[STATED GOAL] Reproduce all the lines exactly as they stand, apart from the pictures.

-- BEGIN RECORDS SHOWN --

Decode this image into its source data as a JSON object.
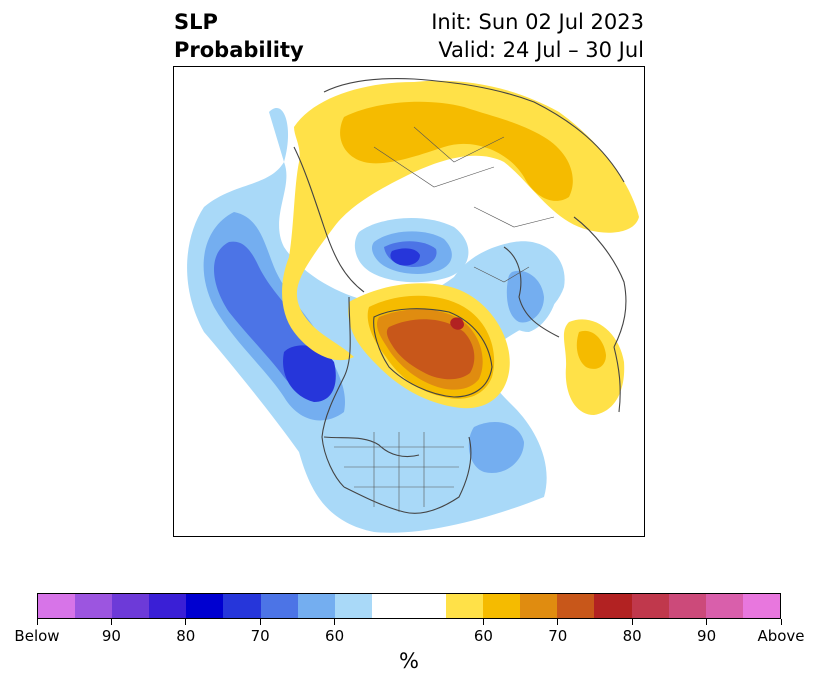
{
  "title": {
    "left_line1": "SLP",
    "left_line2": "Probability",
    "right_line1": "Init: Sun 02 Jul 2023",
    "right_line2": "Valid: 24 Jul – 30 Jul"
  },
  "colorbar": {
    "units": "%",
    "tick_labels": [
      "Below",
      "90",
      "80",
      "70",
      "60",
      "60",
      "70",
      "80",
      "90",
      "Above"
    ],
    "colors": [
      "#d774e8",
      "#9c55e0",
      "#6d3ad8",
      "#3a1fd6",
      "#0000d0",
      "#2636da",
      "#4c74e6",
      "#74aef0",
      "#a9d9f8",
      "#ffffff",
      "#ffe148",
      "#f5bb00",
      "#e08c10",
      "#c8571a",
      "#b22222",
      "#c0384c",
      "#cc4a7a",
      "#d95fab",
      "#e877de"
    ]
  },
  "map": {
    "colors": {
      "blue_light": "#a9d9f8",
      "blue_mid": "#74aef0",
      "blue_med2": "#4c74e6",
      "blue_dark": "#2636da",
      "yellow": "#ffe148",
      "gold": "#f5bb00",
      "orange": "#e08c10",
      "brown": "#c8571a",
      "red": "#b22222",
      "land_outline": "#444444"
    }
  }
}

-- END RECORDS SHOWN --

[COMPLETE RESPONSE]
Decode this image into its source data as a JSON object.
{
  "title": {
    "left_line1": "SLP",
    "left_line2": "Probability",
    "right_line1": "Init: Sun 02 Jul 2023",
    "right_line2": "Valid: 24 Jul – 30 Jul"
  },
  "colorbar": {
    "units": "%",
    "tick_labels": [
      "Below",
      "90",
      "80",
      "70",
      "60",
      "60",
      "70",
      "80",
      "90",
      "Above"
    ],
    "colors": [
      "#d774e8",
      "#9c55e0",
      "#6d3ad8",
      "#3a1fd6",
      "#0000d0",
      "#2636da",
      "#4c74e6",
      "#74aef0",
      "#a9d9f8",
      "#ffffff",
      "#ffe148",
      "#f5bb00",
      "#e08c10",
      "#c8571a",
      "#b22222",
      "#c0384c",
      "#cc4a7a",
      "#d95fab",
      "#e877de"
    ]
  },
  "map": {
    "colors": {
      "blue_light": "#a9d9f8",
      "blue_mid": "#74aef0",
      "blue_med2": "#4c74e6",
      "blue_dark": "#2636da",
      "yellow": "#ffe148",
      "gold": "#f5bb00",
      "orange": "#e08c10",
      "brown": "#c8571a",
      "red": "#b22222",
      "land_outline": "#444444"
    }
  }
}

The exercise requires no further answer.